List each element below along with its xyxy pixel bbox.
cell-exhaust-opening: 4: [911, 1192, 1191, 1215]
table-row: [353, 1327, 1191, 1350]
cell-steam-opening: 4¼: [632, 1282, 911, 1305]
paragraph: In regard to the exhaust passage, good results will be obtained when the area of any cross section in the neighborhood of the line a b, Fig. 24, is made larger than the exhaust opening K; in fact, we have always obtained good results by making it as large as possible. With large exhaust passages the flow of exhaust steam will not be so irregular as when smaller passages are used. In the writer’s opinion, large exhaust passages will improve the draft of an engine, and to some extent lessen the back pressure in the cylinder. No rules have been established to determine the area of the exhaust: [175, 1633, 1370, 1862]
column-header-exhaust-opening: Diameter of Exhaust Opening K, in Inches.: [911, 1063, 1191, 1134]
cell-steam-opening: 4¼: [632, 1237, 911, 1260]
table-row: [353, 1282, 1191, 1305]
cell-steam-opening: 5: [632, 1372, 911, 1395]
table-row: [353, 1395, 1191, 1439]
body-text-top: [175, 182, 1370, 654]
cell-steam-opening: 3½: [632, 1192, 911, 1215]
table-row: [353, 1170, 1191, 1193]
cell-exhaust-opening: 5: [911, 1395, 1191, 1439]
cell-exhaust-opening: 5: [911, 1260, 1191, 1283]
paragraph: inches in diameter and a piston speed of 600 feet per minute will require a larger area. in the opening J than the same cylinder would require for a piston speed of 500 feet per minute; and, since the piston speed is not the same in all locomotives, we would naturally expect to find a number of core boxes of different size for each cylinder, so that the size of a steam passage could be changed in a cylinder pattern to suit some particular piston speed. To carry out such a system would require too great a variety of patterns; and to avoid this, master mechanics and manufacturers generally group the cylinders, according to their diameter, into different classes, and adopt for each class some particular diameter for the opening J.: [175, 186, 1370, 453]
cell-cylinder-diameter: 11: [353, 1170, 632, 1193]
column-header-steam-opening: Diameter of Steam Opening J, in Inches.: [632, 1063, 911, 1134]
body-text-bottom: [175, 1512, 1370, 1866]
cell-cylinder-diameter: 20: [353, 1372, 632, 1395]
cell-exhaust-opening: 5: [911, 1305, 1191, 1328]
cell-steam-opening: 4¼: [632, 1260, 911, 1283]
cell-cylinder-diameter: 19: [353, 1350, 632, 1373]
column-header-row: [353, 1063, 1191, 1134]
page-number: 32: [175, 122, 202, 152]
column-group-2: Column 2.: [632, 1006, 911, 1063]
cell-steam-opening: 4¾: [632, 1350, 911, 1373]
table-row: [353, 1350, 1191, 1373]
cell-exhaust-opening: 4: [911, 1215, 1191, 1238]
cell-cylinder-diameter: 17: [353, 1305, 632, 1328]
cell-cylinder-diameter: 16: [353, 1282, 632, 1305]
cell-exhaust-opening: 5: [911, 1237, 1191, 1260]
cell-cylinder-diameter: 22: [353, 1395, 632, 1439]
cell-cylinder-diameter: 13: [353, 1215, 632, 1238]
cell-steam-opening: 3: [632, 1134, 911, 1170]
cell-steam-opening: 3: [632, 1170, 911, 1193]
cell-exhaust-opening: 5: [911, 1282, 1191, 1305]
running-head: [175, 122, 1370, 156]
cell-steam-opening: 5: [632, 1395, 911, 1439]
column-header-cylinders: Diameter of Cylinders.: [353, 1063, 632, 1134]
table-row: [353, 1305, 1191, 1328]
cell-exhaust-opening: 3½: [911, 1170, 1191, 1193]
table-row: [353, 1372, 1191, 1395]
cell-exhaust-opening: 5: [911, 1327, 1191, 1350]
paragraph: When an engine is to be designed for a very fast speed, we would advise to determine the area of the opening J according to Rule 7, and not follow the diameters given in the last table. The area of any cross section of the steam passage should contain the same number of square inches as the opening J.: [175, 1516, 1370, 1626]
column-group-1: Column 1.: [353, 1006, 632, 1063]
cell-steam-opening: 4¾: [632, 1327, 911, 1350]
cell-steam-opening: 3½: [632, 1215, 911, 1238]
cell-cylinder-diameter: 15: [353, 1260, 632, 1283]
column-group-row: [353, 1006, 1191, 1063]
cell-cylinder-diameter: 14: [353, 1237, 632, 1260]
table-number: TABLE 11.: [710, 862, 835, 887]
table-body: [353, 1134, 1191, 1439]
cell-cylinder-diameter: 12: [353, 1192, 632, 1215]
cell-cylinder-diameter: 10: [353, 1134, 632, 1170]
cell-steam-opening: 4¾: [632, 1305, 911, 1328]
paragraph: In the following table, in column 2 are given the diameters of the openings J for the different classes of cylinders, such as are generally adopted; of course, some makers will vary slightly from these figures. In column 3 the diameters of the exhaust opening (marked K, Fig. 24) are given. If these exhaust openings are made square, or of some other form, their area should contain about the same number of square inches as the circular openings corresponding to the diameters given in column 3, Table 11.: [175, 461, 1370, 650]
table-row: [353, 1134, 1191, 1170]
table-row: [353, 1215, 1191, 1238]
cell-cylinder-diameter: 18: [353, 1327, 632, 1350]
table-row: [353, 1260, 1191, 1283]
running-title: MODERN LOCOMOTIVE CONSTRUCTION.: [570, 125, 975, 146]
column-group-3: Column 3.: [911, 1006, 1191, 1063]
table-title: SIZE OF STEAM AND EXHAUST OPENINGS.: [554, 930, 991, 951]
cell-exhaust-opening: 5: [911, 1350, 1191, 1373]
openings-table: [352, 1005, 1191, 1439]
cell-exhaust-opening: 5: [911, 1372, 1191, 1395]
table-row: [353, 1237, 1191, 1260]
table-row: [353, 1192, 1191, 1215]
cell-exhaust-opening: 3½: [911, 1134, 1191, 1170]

▬▬▬▬▬▬▬▬▬▬

Gather each line of the data above that contains the string "body".

body-text-top: [175, 182, 1370, 654]
body-text-bottom: [175, 1512, 1370, 1866]
table-body: [353, 1134, 1191, 1439]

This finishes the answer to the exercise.